-- start --
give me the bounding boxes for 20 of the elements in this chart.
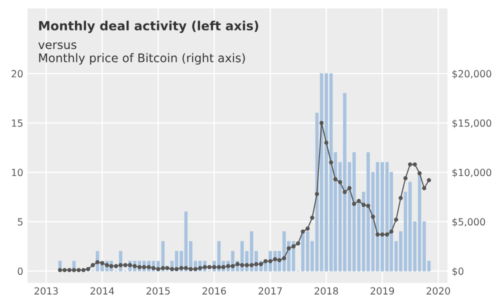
x-tick-label: 2020 [426,287,450,295]
x-tick-label: 2014 [90,287,114,295]
y-tick-label: 20 [12,70,23,78]
y-tick-label: 10 [12,168,23,176]
y-tick-label: 0 [18,268,23,275]
text: Monthly deal activity (left axis) [39,20,258,33]
x-tick-label: 2019 [370,287,394,295]
y-tick-label: 5 [18,218,22,226]
y2-tick-label: $5,000 [452,218,486,227]
y2-tick-label: $0 [452,267,464,276]
x-tick-label: 2017 [258,287,282,295]
y2-tick-label: $10,000 [452,168,492,178]
y2-tick-label: $20,000 [452,70,492,79]
x-tick-label: 2016 [202,287,226,295]
text: versus Monthly price of Bitcoin (right axis) [38,42,245,65]
x-tick-label: 2013 [34,287,58,295]
x-tick-label: 2018 [314,287,338,295]
y2-tick-label: $15,000 [452,119,492,128]
x-tick-label: 2015 [146,287,170,295]
y-tick-label: 15 [12,120,22,127]
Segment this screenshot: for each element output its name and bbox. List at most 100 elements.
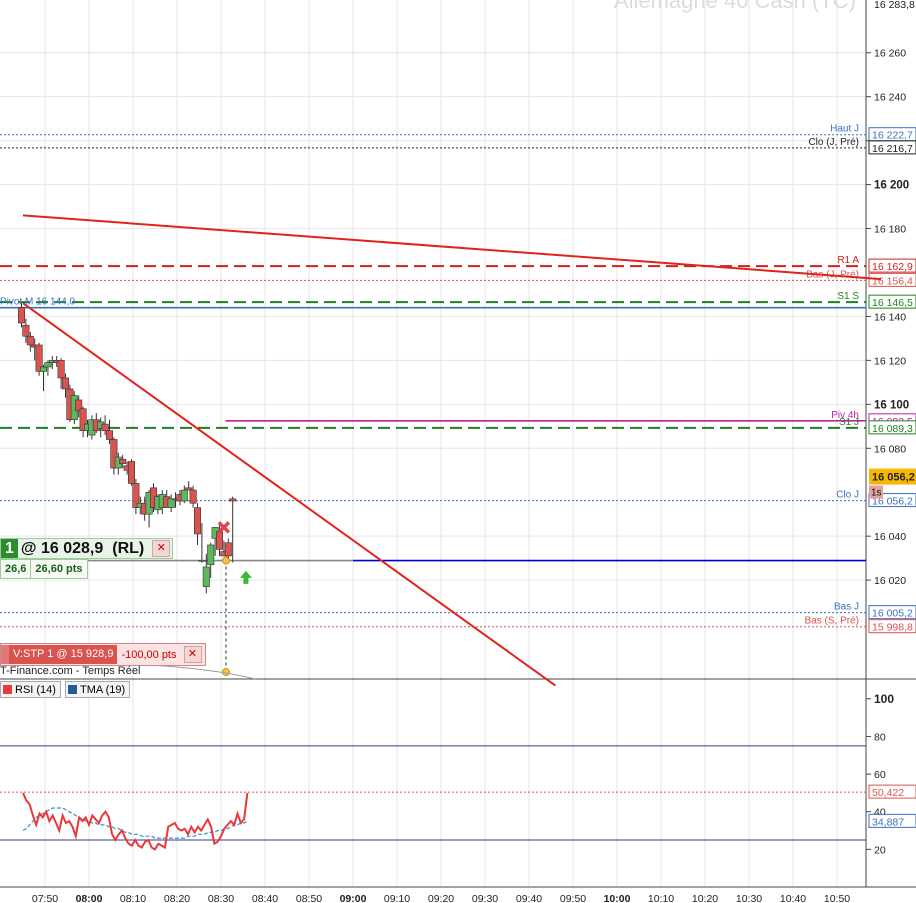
- order-tag[interactable]: 1 @ 16 028,9 (RL) ✕: [0, 538, 174, 559]
- level-label: Pivot M 16 144,0: [0, 297, 75, 308]
- y-tick-label: 16 200: [874, 180, 909, 192]
- candle-body: [75, 399, 83, 412]
- x-tick-label: 08:50: [296, 893, 322, 903]
- candle-body: [202, 566, 210, 588]
- x-tick-label: 08:30: [208, 893, 234, 903]
- rsi-value-label: 34,887: [872, 816, 904, 828]
- candle-body: [17, 307, 25, 324]
- level-label: S1 S: [837, 291, 859, 302]
- position-anchor: [222, 556, 230, 565]
- candle-body: [198, 560, 206, 562]
- y-tick-label: 16 140: [874, 311, 906, 323]
- rsi-tick-label: 100: [874, 692, 894, 706]
- candle-body: [180, 489, 188, 502]
- level-label: Bas (S, Pré): [805, 616, 859, 627]
- candle-body: [185, 487, 193, 491]
- x-tick-label: 10:40: [780, 893, 806, 903]
- order-type: (RL): [112, 539, 145, 557]
- stop-anchor: [222, 668, 230, 676]
- pnl-pts-label: 26,60 pts: [35, 563, 83, 575]
- pnl-points: 26,6: [1, 560, 32, 578]
- candle-body: [128, 461, 136, 484]
- level-price-label: 16 162,9: [872, 261, 913, 273]
- pnl-box: 26,6 26,60 pts: [0, 559, 88, 579]
- stop-label: V:STP 1 @ 15 928,9: [9, 645, 118, 664]
- timer-label: 1s: [871, 488, 882, 499]
- rsi-value-box: [868, 813, 916, 828]
- x-tick-label: 08:10: [120, 893, 146, 903]
- y-tick-label: 16 100: [874, 399, 909, 411]
- candle-body: [35, 344, 43, 372]
- x-tick-label: 07:50: [32, 893, 58, 903]
- level-price-label: 16 089,3: [872, 423, 913, 435]
- level-price-label: 16 146,5: [872, 297, 913, 309]
- x-tick-label: 09:30: [472, 893, 498, 903]
- level-label: Haut J: [830, 124, 859, 135]
- level-price-box: [868, 420, 916, 435]
- buy-signal-icon: [239, 570, 252, 584]
- level-label: S1 J: [839, 417, 859, 428]
- level-label: Clo (J, Pré): [808, 137, 859, 148]
- x-tick-label: 10:10: [648, 893, 674, 903]
- level-price-box: [868, 605, 916, 620]
- rsi-value-box: [868, 784, 916, 799]
- indicator-legend: RSI (14) TMA (19): [0, 681, 131, 698]
- legend-rsi-label: RSI (14): [15, 683, 56, 696]
- candle-body: [216, 531, 224, 550]
- x-tick-label: 10:20: [692, 893, 718, 903]
- watermark: Allemagne 40 Cash (TC): [614, 0, 856, 13]
- stop-tag[interactable]: V:STP 1 @ 15 928,9 -100,00 pts ✕: [0, 643, 206, 666]
- candle-body: [119, 458, 127, 464]
- rsi-swatch-icon: [3, 685, 12, 694]
- x-tick-label: 09:40: [516, 893, 542, 903]
- level-price-label: 15 998,8: [872, 622, 913, 634]
- level-price-box: [868, 619, 916, 634]
- x-tick-label: 08:40: [252, 893, 278, 903]
- candle-body: [101, 423, 109, 431]
- candle-body: [26, 335, 34, 346]
- candle-body: [106, 430, 114, 440]
- close-order-icon[interactable]: ✕: [152, 540, 171, 557]
- candle-body: [79, 408, 87, 431]
- x-tick-label: 10:50: [824, 893, 850, 903]
- y-tick-label: 16 020: [874, 575, 906, 587]
- x-tick-label: 10:30: [736, 893, 762, 903]
- close-stop-icon[interactable]: ✕: [183, 646, 202, 663]
- current-price-box: [869, 468, 916, 485]
- level-label: Clo J: [836, 490, 859, 501]
- candle-body: [57, 360, 65, 379]
- y-tick-label: 16 260: [874, 48, 906, 60]
- stop-handle-icon[interactable]: [1, 645, 9, 664]
- legend-tma-label: TMA (19): [79, 683, 126, 696]
- rsi-tick-label: 60: [874, 769, 886, 781]
- candle-body: [110, 439, 118, 469]
- level-price-label: 16 222,7: [872, 130, 913, 142]
- tma-series-line: [22, 807, 248, 839]
- candle-body: [61, 377, 69, 390]
- sell-signal-icon: [217, 521, 231, 534]
- level-price-label: 16 216,7: [872, 143, 913, 155]
- trend-line-long-term: [22, 214, 882, 281]
- rsi-tick-label: 40: [874, 807, 886, 819]
- x-tick-label: 09:00: [340, 893, 367, 903]
- level-price-label: 16 156,4: [872, 275, 913, 287]
- candle-body: [44, 362, 52, 368]
- candle-body: [224, 542, 232, 557]
- level-price-box: [868, 272, 916, 287]
- timer-box: [869, 485, 883, 499]
- candle-body: [167, 498, 175, 508]
- stop-pts: -100,00 pts: [121, 648, 177, 661]
- candle-body: [194, 507, 202, 535]
- y-tick-label: 16 080: [874, 443, 906, 455]
- legend-rsi[interactable]: RSI (14): [0, 681, 61, 698]
- x-tick-label: 08:00: [76, 893, 103, 903]
- rsi-tick-label: 20: [874, 844, 886, 856]
- y-tick-label: 16 180: [874, 224, 906, 236]
- x-tick-label: 09:50: [560, 893, 586, 903]
- y-tick-label: 16 120: [874, 355, 906, 367]
- level-price-box: [868, 294, 916, 309]
- legend-tma[interactable]: TMA (19): [64, 681, 131, 698]
- candle-body: [22, 324, 30, 337]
-- end --
[Problem]
Copy out all of the data above line for line, keeping every character as it is, and leave out the pictures.

[Exercise solution]
give me the bounding boxes for 20 of the elements in this chart.
x-tick-label: 2020 [426,287,450,295]
x-tick-label: 2014 [90,287,114,295]
y-tick-label: 20 [12,70,23,78]
y-tick-label: 10 [12,168,23,176]
y-tick-label: 0 [18,268,23,275]
text: Monthly deal activity (left axis) [39,20,258,33]
x-tick-label: 2019 [370,287,394,295]
y-tick-label: 5 [18,218,22,226]
y2-tick-label: $5,000 [452,218,486,227]
y2-tick-label: $0 [452,267,464,276]
x-tick-label: 2017 [258,287,282,295]
y2-tick-label: $10,000 [452,168,492,178]
y2-tick-label: $20,000 [452,70,492,79]
x-tick-label: 2016 [202,287,226,295]
text: versus Monthly price of Bitcoin (right axis) [38,42,245,65]
x-tick-label: 2013 [34,287,58,295]
x-tick-label: 2018 [314,287,338,295]
y2-tick-label: $15,000 [452,119,492,128]
x-tick-label: 2015 [146,287,170,295]
y-tick-label: 15 [12,120,22,127]
Segment this screenshot: for each element output its name and bbox. List at most 100 elements.
- order-tag[interactable]: 1 @ 16 028,9 (RL) ✕: [0, 538, 174, 559]
- level-label: Pivot M 16 144,0: [0, 297, 75, 308]
- y-tick-label: 16 200: [874, 180, 909, 192]
- candle-body: [75, 399, 83, 412]
- x-tick-label: 08:50: [296, 893, 322, 903]
- candle-body: [202, 566, 210, 588]
- x-tick-label: 08:30: [208, 893, 234, 903]
- rsi-value-label: 34,887: [872, 816, 904, 828]
- candle-body: [17, 307, 25, 324]
- level-label: S1 S: [837, 291, 859, 302]
- position-anchor: [222, 556, 230, 565]
- candle-body: [198, 560, 206, 562]
- y-tick-label: 16 140: [874, 311, 906, 323]
- rsi-tick-label: 100: [874, 692, 894, 706]
- candle-body: [180, 489, 188, 502]
- level-label: Bas (S, Pré): [805, 616, 859, 627]
- candle-body: [185, 487, 193, 491]
- x-tick-label: 10:40: [780, 893, 806, 903]
- order-type: (RL): [112, 539, 145, 557]
- stop-anchor: [222, 668, 230, 676]
- pnl-pts-label: 26,60 pts: [35, 563, 83, 575]
- pnl-points: 26,6: [1, 560, 32, 578]
- candle-body: [128, 461, 136, 484]
- level-price-label: 16 162,9: [872, 261, 913, 273]
- pnl-box: 26,6 26,60 pts: [0, 559, 88, 579]
- stop-label: V:STP 1 @ 15 928,9: [9, 645, 118, 664]
- timer-label: 1s: [871, 488, 882, 499]
- rsi-value-box: [868, 813, 916, 828]
- x-tick-label: 08:10: [120, 893, 146, 903]
- y-tick-label: 16 100: [874, 399, 909, 411]
- candle-body: [35, 344, 43, 372]
- x-tick-label: 07:50: [32, 893, 58, 903]
- level-price-label: 16 089,3: [872, 423, 913, 435]
- level-price-label: 16 146,5: [872, 297, 913, 309]
- x-tick-label: 09:30: [472, 893, 498, 903]
- level-label: Haut J: [830, 124, 859, 135]
- level-price-box: [868, 420, 916, 435]
- buy-signal-icon: [239, 570, 252, 584]
- level-label: S1 J: [839, 417, 859, 428]
- level-label: Clo (J, Pré): [808, 137, 859, 148]
- x-tick-label: 10:10: [648, 893, 674, 903]
- level-price-box: [868, 605, 916, 620]
- rsi-value-box: [868, 784, 916, 799]
- indicator-legend: RSI (14) TMA (19): [0, 681, 131, 698]
- legend-rsi-label: RSI (14): [15, 683, 56, 696]
- candle-body: [216, 531, 224, 550]
- x-tick-label: 10:20: [692, 893, 718, 903]
- watermark: Allemagne 40 Cash (TC): [614, 0, 856, 13]
- stop-tag[interactable]: V:STP 1 @ 15 928,9 -100,00 pts ✕: [0, 643, 206, 666]
- candle-body: [119, 458, 127, 464]
- rsi-swatch-icon: [3, 685, 12, 694]
- x-tick-label: 09:40: [516, 893, 542, 903]
- level-price-label: 15 998,8: [872, 622, 913, 634]
- level-price-box: [868, 619, 916, 634]
- x-tick-label: 08:40: [252, 893, 278, 903]
- candle-body: [101, 423, 109, 431]
- candle-body: [26, 335, 34, 346]
- candle-body: [106, 430, 114, 440]
- close-order-icon[interactable]: ✕: [152, 540, 171, 557]
- candle-body: [79, 408, 87, 431]
- x-tick-label: 10:50: [824, 893, 850, 903]
- y-tick-label: 16 020: [874, 575, 906, 587]
- x-tick-label: 10:30: [736, 893, 762, 903]
- close-stop-icon[interactable]: ✕: [183, 646, 202, 663]
- current-price-box: [869, 468, 916, 485]
- level-label: Clo J: [836, 490, 859, 501]
- candle-body: [57, 360, 65, 379]
- y-tick-label: 16 260: [874, 48, 906, 60]
- stop-handle-icon[interactable]: [1, 645, 9, 664]
- legend-tma-label: TMA (19): [79, 683, 126, 696]
- rsi-tick-label: 60: [874, 769, 886, 781]
- candle-body: [110, 439, 118, 469]
- level-price-label: 16 222,7: [872, 130, 913, 142]
- tma-series-line: [22, 807, 248, 839]
- candle-body: [61, 377, 69, 390]
- sell-signal-icon: [217, 521, 231, 534]
- level-price-label: 16 216,7: [872, 143, 913, 155]
- trend-line-long-term: [22, 214, 882, 281]
- rsi-tick-label: 40: [874, 807, 886, 819]
- x-tick-label: 09:00: [340, 893, 367, 903]
- level-price-label: 16 156,4: [872, 275, 913, 287]
- candle-body: [44, 362, 52, 368]
- candle-body: [224, 542, 232, 557]
- level-price-box: [868, 272, 916, 287]
- timer-box: [869, 485, 883, 499]
- candle-body: [167, 498, 175, 508]
- stop-pts: -100,00 pts: [121, 648, 177, 661]
- candle-body: [194, 507, 202, 535]
- y-tick-label: 16 080: [874, 443, 906, 455]
- legend-rsi[interactable]: RSI (14): [0, 681, 61, 698]
- x-tick-label: 08:00: [76, 893, 103, 903]
- rsi-tick-label: 20: [874, 844, 886, 856]
- y-tick-label: 16 180: [874, 224, 906, 236]
- x-tick-label: 09:50: [560, 893, 586, 903]
- y-tick-label: 16 120: [874, 355, 906, 367]
- level-price-box: [868, 294, 916, 309]
- legend-tma[interactable]: TMA (19): [64, 681, 131, 698]
- candle-body: [22, 324, 30, 337]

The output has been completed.